BEGIN

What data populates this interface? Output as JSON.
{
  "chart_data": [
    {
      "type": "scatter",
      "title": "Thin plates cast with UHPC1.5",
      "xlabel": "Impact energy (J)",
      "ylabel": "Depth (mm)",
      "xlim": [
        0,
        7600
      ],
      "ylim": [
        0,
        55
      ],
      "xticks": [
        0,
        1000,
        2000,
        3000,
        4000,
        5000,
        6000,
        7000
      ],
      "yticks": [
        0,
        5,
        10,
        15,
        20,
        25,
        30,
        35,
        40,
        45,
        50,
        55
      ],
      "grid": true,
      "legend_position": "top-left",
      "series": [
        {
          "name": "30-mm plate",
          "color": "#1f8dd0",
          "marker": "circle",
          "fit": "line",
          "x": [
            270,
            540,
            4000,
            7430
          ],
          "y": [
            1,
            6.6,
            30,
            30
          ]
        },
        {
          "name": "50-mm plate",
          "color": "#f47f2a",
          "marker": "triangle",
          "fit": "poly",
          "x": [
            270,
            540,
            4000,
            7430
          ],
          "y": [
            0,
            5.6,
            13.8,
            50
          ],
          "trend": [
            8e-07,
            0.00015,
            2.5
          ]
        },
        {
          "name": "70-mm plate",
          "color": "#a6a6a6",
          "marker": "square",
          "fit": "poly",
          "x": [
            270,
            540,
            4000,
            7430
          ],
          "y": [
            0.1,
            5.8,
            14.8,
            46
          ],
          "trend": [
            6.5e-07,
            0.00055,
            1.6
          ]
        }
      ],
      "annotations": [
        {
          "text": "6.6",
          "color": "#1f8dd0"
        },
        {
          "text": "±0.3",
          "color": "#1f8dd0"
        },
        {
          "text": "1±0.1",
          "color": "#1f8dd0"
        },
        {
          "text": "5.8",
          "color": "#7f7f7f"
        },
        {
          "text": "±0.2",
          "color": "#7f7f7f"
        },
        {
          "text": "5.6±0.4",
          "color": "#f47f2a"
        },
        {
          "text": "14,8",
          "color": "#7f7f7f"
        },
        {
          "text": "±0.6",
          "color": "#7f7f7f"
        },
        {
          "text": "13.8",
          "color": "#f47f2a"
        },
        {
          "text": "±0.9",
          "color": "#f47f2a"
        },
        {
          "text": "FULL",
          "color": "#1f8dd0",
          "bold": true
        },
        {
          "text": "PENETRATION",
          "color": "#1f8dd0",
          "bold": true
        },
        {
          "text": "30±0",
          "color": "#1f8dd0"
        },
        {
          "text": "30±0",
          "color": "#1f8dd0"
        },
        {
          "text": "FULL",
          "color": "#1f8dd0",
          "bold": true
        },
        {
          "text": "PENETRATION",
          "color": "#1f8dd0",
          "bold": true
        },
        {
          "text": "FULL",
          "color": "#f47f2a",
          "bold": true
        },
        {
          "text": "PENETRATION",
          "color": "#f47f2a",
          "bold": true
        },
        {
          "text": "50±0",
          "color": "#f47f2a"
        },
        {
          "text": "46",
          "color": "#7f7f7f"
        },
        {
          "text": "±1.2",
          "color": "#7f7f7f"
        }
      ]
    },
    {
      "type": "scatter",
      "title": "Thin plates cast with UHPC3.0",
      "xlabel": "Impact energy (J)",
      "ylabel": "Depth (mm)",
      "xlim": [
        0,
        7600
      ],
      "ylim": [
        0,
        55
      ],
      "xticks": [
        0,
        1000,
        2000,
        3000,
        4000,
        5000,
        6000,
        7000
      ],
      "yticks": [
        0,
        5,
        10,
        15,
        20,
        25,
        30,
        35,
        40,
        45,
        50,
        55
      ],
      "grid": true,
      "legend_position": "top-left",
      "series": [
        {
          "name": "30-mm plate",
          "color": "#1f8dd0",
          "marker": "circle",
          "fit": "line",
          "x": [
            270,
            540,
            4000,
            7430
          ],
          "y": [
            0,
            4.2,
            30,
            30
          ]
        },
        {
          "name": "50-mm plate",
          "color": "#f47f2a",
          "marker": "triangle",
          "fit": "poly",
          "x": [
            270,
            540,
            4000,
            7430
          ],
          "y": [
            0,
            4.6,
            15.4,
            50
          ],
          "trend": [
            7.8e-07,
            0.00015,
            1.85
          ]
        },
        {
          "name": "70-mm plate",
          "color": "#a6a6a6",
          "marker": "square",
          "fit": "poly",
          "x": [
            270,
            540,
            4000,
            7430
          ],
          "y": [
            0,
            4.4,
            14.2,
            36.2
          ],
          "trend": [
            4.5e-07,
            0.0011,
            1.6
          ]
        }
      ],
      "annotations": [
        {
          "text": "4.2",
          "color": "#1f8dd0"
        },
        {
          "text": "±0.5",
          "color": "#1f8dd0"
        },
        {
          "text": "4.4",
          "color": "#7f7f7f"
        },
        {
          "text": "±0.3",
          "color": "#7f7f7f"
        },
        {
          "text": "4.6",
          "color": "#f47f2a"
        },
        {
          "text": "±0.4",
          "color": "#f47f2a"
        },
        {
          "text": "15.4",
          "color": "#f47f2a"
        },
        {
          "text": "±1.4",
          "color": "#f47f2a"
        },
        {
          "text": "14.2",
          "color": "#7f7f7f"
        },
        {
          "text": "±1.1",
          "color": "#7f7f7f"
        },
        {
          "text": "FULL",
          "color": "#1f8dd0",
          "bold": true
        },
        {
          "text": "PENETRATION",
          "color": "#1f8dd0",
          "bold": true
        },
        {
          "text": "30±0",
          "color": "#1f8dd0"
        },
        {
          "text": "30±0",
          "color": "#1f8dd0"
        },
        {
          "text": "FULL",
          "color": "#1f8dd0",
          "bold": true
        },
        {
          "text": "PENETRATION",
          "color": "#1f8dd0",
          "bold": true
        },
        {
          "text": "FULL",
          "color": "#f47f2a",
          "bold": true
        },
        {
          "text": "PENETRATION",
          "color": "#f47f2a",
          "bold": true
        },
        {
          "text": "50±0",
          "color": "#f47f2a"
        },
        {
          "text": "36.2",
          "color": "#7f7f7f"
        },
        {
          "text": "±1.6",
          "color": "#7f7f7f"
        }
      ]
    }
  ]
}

END

Task description
Exact copies of all the records are required.

Solution to the problem
What data populates this interface? Output as JSON.
{
  "chart_data": [
    {
      "type": "scatter",
      "title": "Thin plates cast with UHPC1.5",
      "xlabel": "Impact energy (J)",
      "ylabel": "Depth (mm)",
      "xlim": [
        0,
        7600
      ],
      "ylim": [
        0,
        55
      ],
      "xticks": [
        0,
        1000,
        2000,
        3000,
        4000,
        5000,
        6000,
        7000
      ],
      "yticks": [
        0,
        5,
        10,
        15,
        20,
        25,
        30,
        35,
        40,
        45,
        50,
        55
      ],
      "grid": true,
      "legend_position": "top-left",
      "series": [
        {
          "name": "30-mm plate",
          "color": "#1f8dd0",
          "marker": "circle",
          "fit": "line",
          "x": [
            270,
            540,
            4000,
            7430
          ],
          "y": [
            1,
            6.6,
            30,
            30
          ]
        },
        {
          "name": "50-mm plate",
          "color": "#f47f2a",
          "marker": "triangle",
          "fit": "poly",
          "x": [
            270,
            540,
            4000,
            7430
          ],
          "y": [
            0,
            5.6,
            13.8,
            50
          ],
          "trend": [
            8e-07,
            0.00015,
            2.5
          ]
        },
        {
          "name": "70-mm plate",
          "color": "#a6a6a6",
          "marker": "square",
          "fit": "poly",
          "x": [
            270,
            540,
            4000,
            7430
          ],
          "y": [
            0.1,
            5.8,
            14.8,
            46
          ],
          "trend": [
            6.5e-07,
            0.00055,
            1.6
          ]
        }
      ],
      "annotations": [
        {
          "text": "6.6",
          "color": "#1f8dd0"
        },
        {
          "text": "±0.3",
          "color": "#1f8dd0"
        },
        {
          "text": "1±0.1",
          "color": "#1f8dd0"
        },
        {
          "text": "5.8",
          "color": "#7f7f7f"
        },
        {
          "text": "±0.2",
          "color": "#7f7f7f"
        },
        {
          "text": "5.6±0.4",
          "color": "#f47f2a"
        },
        {
          "text": "14,8",
          "color": "#7f7f7f"
        },
        {
          "text": "±0.6",
          "color": "#7f7f7f"
        },
        {
          "text": "13.8",
          "color": "#f47f2a"
        },
        {
          "text": "±0.9",
          "color": "#f47f2a"
        },
        {
          "text": "FULL",
          "color": "#1f8dd0",
          "bold": true
        },
        {
          "text": "PENETRATION",
          "color": "#1f8dd0",
          "bold": true
        },
        {
          "text": "30±0",
          "color": "#1f8dd0"
        },
        {
          "text": "30±0",
          "color": "#1f8dd0"
        },
        {
          "text": "FULL",
          "color": "#1f8dd0",
          "bold": true
        },
        {
          "text": "PENETRATION",
          "color": "#1f8dd0",
          "bold": true
        },
        {
          "text": "FULL",
          "color": "#f47f2a",
          "bold": true
        },
        {
          "text": "PENETRATION",
          "color": "#f47f2a",
          "bold": true
        },
        {
          "text": "50±0",
          "color": "#f47f2a"
        },
        {
          "text": "46",
          "color": "#7f7f7f"
        },
        {
          "text": "±1.2",
          "color": "#7f7f7f"
        }
      ]
    },
    {
      "type": "scatter",
      "title": "Thin plates cast with UHPC3.0",
      "xlabel": "Impact energy (J)",
      "ylabel": "Depth (mm)",
      "xlim": [
        0,
        7600
      ],
      "ylim": [
        0,
        55
      ],
      "xticks": [
        0,
        1000,
        2000,
        3000,
        4000,
        5000,
        6000,
        7000
      ],
      "yticks": [
        0,
        5,
        10,
        15,
        20,
        25,
        30,
        35,
        40,
        45,
        50,
        55
      ],
      "grid": true,
      "legend_position": "top-left",
      "series": [
        {
          "name": "30-mm plate",
          "color": "#1f8dd0",
          "marker": "circle",
          "fit": "line",
          "x": [
            270,
            540,
            4000,
            7430
          ],
          "y": [
            0,
            4.2,
            30,
            30
          ]
        },
        {
          "name": "50-mm plate",
          "color": "#f47f2a",
          "marker": "triangle",
          "fit": "poly",
          "x": [
            270,
            540,
            4000,
            7430
          ],
          "y": [
            0,
            4.6,
            15.4,
            50
          ],
          "trend": [
            7.8e-07,
            0.00015,
            1.85
          ]
        },
        {
          "name": "70-mm plate",
          "color": "#a6a6a6",
          "marker": "square",
          "fit": "poly",
          "x": [
            270,
            540,
            4000,
            7430
          ],
          "y": [
            0,
            4.4,
            14.2,
            36.2
          ],
          "trend": [
            4.5e-07,
            0.0011,
            1.6
          ]
        }
      ],
      "annotations": [
        {
          "text": "4.2",
          "color": "#1f8dd0"
        },
        {
          "text": "±0.5",
          "color": "#1f8dd0"
        },
        {
          "text": "4.4",
          "color": "#7f7f7f"
        },
        {
          "text": "±0.3",
          "color": "#7f7f7f"
        },
        {
          "text": "4.6",
          "color": "#f47f2a"
        },
        {
          "text": "±0.4",
          "color": "#f47f2a"
        },
        {
          "text": "15.4",
          "color": "#f47f2a"
        },
        {
          "text": "±1.4",
          "color": "#f47f2a"
        },
        {
          "text": "14.2",
          "color": "#7f7f7f"
        },
        {
          "text": "±1.1",
          "color": "#7f7f7f"
        },
        {
          "text": "FULL",
          "color": "#1f8dd0",
          "bold": true
        },
        {
          "text": "PENETRATION",
          "color": "#1f8dd0",
          "bold": true
        },
        {
          "text": "30±0",
          "color": "#1f8dd0"
        },
        {
          "text": "30±0",
          "color": "#1f8dd0"
        },
        {
          "text": "FULL",
          "color": "#1f8dd0",
          "bold": true
        },
        {
          "text": "PENETRATION",
          "color": "#1f8dd0",
          "bold": true
        },
        {
          "text": "FULL",
          "color": "#f47f2a",
          "bold": true
        },
        {
          "text": "PENETRATION",
          "color": "#f47f2a",
          "bold": true
        },
        {
          "text": "50±0",
          "color": "#f47f2a"
        },
        {
          "text": "36.2",
          "color": "#7f7f7f"
        },
        {
          "text": "±1.6",
          "color": "#7f7f7f"
        }
      ]
    }
  ]
}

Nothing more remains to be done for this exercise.